→ **What needs to be done**
Each line that holds the word "ylabel" counts once. Give the total number of such lines and nothing else.

Extracts from a graphics dataset
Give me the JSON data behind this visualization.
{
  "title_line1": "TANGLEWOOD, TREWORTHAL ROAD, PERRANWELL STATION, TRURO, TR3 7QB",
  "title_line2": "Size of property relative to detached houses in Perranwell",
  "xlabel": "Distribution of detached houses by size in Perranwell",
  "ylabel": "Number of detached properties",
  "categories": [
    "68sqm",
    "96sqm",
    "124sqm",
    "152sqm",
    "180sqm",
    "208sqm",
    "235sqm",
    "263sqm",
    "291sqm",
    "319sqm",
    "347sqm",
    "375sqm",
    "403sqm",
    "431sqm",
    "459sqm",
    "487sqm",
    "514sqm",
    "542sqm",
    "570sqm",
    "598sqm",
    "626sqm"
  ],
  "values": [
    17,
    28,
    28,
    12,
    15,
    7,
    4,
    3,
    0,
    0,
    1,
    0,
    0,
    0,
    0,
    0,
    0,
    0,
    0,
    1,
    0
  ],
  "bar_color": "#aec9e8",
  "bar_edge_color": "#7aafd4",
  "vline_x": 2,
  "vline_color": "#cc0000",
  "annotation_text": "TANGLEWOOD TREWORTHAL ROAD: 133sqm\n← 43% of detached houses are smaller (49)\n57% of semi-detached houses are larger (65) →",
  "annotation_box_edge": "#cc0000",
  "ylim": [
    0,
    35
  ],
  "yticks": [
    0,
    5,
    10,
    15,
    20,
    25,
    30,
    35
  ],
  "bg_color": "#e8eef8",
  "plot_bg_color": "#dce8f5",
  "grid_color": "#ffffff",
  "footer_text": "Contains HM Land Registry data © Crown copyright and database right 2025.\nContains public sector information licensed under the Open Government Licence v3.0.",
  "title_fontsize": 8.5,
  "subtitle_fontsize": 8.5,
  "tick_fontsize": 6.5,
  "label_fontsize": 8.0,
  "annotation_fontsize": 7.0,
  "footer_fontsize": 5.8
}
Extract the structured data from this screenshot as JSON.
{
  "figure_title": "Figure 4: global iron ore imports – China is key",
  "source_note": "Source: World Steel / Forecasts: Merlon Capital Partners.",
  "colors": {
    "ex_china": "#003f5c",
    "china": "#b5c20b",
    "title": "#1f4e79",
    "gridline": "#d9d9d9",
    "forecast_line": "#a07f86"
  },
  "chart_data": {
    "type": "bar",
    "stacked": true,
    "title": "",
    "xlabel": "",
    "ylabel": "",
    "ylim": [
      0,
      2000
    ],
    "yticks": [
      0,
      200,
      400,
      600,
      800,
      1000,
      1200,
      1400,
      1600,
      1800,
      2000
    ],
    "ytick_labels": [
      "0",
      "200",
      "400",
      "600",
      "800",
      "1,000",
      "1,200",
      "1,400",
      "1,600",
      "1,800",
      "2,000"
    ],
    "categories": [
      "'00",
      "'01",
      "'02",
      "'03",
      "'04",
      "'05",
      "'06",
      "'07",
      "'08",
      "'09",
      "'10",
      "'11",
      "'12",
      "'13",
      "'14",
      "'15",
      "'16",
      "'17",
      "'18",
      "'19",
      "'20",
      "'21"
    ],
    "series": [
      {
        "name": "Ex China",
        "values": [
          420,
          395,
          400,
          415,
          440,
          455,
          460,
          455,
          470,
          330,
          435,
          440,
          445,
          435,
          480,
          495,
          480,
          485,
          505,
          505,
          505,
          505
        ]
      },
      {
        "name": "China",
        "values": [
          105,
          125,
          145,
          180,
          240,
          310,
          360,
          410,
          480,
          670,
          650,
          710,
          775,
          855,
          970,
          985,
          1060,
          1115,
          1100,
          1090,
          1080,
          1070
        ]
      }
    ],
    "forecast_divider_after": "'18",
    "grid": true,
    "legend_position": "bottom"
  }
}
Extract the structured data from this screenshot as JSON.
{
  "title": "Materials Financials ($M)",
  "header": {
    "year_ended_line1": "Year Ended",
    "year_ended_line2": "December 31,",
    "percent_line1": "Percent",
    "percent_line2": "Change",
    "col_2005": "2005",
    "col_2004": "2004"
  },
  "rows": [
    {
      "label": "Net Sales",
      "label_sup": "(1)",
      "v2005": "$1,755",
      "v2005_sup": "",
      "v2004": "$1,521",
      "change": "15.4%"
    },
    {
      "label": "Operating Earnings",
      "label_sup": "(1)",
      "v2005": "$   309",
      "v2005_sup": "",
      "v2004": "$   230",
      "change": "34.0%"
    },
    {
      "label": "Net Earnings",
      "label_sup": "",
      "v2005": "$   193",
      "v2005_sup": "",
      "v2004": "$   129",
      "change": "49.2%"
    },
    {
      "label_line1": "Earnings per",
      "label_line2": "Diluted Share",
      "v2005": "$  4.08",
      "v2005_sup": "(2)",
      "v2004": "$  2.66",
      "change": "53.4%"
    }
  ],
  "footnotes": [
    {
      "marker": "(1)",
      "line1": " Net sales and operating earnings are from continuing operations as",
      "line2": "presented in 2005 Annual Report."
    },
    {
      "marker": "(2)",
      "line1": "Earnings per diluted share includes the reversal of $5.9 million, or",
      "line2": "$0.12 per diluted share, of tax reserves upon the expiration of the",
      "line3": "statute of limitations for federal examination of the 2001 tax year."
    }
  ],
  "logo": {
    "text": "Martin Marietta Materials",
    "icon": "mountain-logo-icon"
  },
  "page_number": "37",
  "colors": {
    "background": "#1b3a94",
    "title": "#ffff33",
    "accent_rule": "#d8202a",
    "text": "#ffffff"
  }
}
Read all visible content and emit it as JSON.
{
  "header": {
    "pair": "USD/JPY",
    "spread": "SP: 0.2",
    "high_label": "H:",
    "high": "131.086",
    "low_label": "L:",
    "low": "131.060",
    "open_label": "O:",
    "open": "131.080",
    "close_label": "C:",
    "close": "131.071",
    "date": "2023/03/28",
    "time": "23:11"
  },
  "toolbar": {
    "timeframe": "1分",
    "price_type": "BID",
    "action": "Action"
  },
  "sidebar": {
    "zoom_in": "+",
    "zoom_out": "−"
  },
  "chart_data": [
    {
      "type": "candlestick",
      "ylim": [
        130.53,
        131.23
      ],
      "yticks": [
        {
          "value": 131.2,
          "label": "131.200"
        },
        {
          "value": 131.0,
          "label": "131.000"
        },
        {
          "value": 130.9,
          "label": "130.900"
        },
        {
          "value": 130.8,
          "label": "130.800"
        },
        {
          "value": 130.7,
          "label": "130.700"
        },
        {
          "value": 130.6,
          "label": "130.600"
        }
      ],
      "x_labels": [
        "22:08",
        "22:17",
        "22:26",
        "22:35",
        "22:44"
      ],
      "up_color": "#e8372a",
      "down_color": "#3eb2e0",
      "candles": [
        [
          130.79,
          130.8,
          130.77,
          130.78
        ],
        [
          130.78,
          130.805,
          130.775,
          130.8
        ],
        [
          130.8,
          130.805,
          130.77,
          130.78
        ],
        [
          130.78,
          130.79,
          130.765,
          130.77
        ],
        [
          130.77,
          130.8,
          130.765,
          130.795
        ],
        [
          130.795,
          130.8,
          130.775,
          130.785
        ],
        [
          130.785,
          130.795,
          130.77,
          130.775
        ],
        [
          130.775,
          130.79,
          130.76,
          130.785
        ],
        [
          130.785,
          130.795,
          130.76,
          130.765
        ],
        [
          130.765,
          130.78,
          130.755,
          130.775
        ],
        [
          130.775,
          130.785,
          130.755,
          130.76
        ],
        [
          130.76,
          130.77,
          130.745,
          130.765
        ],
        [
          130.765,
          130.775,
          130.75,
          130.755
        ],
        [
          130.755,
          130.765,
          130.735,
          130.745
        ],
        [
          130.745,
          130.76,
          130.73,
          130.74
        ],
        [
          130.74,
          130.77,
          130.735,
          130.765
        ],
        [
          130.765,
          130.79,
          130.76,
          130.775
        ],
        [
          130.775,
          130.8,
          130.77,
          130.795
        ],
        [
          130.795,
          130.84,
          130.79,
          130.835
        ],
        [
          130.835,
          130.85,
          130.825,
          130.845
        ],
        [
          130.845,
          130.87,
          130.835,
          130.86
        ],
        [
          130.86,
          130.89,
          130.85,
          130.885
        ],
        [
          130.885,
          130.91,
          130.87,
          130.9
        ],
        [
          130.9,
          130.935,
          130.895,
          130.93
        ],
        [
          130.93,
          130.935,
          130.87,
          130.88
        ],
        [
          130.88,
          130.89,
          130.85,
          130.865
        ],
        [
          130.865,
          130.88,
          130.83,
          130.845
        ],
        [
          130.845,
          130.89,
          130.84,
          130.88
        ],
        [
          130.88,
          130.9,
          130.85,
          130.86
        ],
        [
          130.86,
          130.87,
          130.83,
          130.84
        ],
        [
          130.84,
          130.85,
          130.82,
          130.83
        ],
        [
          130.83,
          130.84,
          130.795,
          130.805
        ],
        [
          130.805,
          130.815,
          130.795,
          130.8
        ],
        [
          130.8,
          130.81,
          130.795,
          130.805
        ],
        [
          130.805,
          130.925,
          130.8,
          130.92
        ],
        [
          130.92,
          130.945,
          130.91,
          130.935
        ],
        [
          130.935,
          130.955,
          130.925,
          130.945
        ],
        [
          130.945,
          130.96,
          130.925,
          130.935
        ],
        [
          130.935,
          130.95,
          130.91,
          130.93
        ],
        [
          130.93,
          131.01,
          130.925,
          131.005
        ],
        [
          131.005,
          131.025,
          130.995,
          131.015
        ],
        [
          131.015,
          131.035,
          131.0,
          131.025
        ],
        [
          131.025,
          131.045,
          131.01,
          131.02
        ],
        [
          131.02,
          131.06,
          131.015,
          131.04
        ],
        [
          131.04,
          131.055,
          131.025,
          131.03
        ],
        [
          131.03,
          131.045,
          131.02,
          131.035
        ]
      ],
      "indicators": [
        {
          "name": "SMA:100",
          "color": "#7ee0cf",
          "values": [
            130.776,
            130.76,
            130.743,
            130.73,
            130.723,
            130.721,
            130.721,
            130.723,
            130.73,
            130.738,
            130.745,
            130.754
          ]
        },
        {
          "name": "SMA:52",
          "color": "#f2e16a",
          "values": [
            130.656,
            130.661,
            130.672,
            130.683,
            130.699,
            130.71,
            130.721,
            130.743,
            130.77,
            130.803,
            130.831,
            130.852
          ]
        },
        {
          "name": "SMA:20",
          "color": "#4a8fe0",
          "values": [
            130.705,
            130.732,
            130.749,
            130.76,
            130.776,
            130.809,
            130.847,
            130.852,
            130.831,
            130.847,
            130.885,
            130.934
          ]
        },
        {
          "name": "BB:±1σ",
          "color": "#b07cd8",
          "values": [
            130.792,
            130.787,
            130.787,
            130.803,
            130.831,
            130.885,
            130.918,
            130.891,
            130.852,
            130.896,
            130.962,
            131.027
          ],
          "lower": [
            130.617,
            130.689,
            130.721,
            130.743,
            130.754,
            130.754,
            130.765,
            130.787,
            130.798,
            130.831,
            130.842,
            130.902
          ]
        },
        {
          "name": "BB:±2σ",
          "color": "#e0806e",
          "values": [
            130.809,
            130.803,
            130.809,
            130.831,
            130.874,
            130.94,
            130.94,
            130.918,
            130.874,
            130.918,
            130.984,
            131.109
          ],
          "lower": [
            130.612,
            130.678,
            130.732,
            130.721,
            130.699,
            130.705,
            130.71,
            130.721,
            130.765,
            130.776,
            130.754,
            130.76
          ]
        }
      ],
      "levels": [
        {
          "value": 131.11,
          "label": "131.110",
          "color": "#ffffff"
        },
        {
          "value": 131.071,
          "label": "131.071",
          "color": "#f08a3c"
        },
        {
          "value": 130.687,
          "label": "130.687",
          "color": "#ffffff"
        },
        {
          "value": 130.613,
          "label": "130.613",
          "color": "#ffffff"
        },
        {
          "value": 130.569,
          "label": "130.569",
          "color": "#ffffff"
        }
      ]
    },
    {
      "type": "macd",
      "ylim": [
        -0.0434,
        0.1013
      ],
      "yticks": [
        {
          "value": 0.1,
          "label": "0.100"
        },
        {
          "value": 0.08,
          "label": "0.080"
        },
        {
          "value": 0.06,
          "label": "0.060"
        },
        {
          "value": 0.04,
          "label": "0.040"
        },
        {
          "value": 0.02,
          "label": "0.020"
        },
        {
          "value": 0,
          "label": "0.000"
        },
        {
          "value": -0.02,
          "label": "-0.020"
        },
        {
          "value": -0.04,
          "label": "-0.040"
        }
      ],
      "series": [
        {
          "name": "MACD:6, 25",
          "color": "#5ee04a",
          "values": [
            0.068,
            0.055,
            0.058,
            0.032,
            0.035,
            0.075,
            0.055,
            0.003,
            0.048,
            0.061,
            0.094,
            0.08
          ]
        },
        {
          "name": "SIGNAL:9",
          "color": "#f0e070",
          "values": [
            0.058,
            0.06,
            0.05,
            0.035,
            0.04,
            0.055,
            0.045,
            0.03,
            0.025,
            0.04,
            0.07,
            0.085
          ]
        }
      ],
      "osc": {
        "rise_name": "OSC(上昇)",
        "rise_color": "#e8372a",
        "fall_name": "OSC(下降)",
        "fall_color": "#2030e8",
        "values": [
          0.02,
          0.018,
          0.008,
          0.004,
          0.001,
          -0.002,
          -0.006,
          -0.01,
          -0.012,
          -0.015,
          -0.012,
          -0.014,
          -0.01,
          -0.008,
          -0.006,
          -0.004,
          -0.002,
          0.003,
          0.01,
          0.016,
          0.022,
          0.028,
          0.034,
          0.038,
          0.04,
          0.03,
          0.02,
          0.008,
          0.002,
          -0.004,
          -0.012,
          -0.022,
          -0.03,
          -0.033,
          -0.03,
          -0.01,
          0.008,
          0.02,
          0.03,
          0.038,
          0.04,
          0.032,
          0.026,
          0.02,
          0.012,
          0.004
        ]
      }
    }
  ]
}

→ **Solution to this problem**
2